Start Records provided

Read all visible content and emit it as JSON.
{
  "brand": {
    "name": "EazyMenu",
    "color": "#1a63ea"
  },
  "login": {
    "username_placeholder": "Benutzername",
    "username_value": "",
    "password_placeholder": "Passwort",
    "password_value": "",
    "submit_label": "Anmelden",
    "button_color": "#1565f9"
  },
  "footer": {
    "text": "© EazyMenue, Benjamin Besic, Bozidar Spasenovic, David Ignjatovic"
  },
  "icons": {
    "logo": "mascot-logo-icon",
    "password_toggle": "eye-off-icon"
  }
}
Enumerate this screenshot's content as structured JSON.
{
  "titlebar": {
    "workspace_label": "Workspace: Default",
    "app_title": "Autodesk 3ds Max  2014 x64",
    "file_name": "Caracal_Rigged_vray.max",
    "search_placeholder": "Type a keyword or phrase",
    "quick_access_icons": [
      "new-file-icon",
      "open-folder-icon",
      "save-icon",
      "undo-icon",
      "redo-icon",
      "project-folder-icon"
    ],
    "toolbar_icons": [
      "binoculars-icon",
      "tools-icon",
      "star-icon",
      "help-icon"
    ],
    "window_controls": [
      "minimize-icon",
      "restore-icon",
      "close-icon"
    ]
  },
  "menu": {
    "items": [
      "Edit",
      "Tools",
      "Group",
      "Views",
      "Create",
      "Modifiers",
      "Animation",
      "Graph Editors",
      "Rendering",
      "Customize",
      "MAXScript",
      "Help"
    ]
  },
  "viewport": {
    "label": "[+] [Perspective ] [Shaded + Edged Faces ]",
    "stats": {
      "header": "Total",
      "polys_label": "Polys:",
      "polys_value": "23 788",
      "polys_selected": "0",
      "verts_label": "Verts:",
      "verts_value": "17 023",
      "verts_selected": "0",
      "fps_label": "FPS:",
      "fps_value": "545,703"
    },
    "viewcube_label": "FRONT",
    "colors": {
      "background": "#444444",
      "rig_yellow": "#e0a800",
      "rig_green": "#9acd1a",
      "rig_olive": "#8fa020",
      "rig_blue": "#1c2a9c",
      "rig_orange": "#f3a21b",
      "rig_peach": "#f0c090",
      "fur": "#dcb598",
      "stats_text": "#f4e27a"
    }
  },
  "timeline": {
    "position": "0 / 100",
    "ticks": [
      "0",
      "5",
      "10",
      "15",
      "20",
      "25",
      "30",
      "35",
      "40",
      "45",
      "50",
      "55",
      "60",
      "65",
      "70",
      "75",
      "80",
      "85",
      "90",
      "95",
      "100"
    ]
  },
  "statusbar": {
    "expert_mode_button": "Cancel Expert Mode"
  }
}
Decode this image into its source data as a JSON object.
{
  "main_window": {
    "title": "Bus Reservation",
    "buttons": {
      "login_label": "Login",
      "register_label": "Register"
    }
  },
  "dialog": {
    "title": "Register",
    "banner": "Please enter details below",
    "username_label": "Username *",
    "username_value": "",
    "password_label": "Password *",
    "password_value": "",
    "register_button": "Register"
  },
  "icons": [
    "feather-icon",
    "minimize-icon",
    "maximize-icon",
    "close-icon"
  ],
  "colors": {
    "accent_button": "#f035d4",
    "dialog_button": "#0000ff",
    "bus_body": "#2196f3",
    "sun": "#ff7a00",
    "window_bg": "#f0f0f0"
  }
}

End Records provided

▸ Given instruction: All of the records must be retyped exactly as they are.

▸ Complete response:
Read all visible content and emit it as JSON.
{
  "brand": {
    "name": "EazyMenu",
    "color": "#1a63ea"
  },
  "login": {
    "username_placeholder": "Benutzername",
    "username_value": "",
    "password_placeholder": "Passwort",
    "password_value": "",
    "submit_label": "Anmelden",
    "button_color": "#1565f9"
  },
  "footer": {
    "text": "© EazyMenue, Benjamin Besic, Bozidar Spasenovic, David Ignjatovic"
  },
  "icons": {
    "logo": "mascot-logo-icon",
    "password_toggle": "eye-off-icon"
  }
}
Enumerate this screenshot's content as structured JSON.
{
  "titlebar": {
    "workspace_label": "Workspace: Default",
    "app_title": "Autodesk 3ds Max  2014 x64",
    "file_name": "Caracal_Rigged_vray.max",
    "search_placeholder": "Type a keyword or phrase",
    "quick_access_icons": [
      "new-file-icon",
      "open-folder-icon",
      "save-icon",
      "undo-icon",
      "redo-icon",
      "project-folder-icon"
    ],
    "toolbar_icons": [
      "binoculars-icon",
      "tools-icon",
      "star-icon",
      "help-icon"
    ],
    "window_controls": [
      "minimize-icon",
      "restore-icon",
      "close-icon"
    ]
  },
  "menu": {
    "items": [
      "Edit",
      "Tools",
      "Group",
      "Views",
      "Create",
      "Modifiers",
      "Animation",
      "Graph Editors",
      "Rendering",
      "Customize",
      "MAXScript",
      "Help"
    ]
  },
  "viewport": {
    "label": "[+] [Perspective ] [Shaded + Edged Faces ]",
    "stats": {
      "header": "Total",
      "polys_label": "Polys:",
      "polys_value": "23 788",
      "polys_selected": "0",
      "verts_label": "Verts:",
      "verts_value": "17 023",
      "verts_selected": "0",
      "fps_label": "FPS:",
      "fps_value": "545,703"
    },
    "viewcube_label": "FRONT",
    "colors": {
      "background": "#444444",
      "rig_yellow": "#e0a800",
      "rig_green": "#9acd1a",
      "rig_olive": "#8fa020",
      "rig_blue": "#1c2a9c",
      "rig_orange": "#f3a21b",
      "rig_peach": "#f0c090",
      "fur": "#dcb598",
      "stats_text": "#f4e27a"
    }
  },
  "timeline": {
    "position": "0 / 100",
    "ticks": [
      "0",
      "5",
      "10",
      "15",
      "20",
      "25",
      "30",
      "35",
      "40",
      "45",
      "50",
      "55",
      "60",
      "65",
      "70",
      "75",
      "80",
      "85",
      "90",
      "95",
      "100"
    ]
  },
  "statusbar": {
    "expert_mode_button": "Cancel Expert Mode"
  }
}
Decode this image into its source data as a JSON object.
{
  "main_window": {
    "title": "Bus Reservation",
    "buttons": {
      "login_label": "Login",
      "register_label": "Register"
    }
  },
  "dialog": {
    "title": "Register",
    "banner": "Please enter details below",
    "username_label": "Username *",
    "username_value": "",
    "password_label": "Password *",
    "password_value": "",
    "register_button": "Register"
  },
  "icons": [
    "feather-icon",
    "minimize-icon",
    "maximize-icon",
    "close-icon"
  ],
  "colors": {
    "accent_button": "#f035d4",
    "dialog_button": "#0000ff",
    "bus_body": "#2196f3",
    "sun": "#ff7a00",
    "window_bg": "#f0f0f0"
  }
}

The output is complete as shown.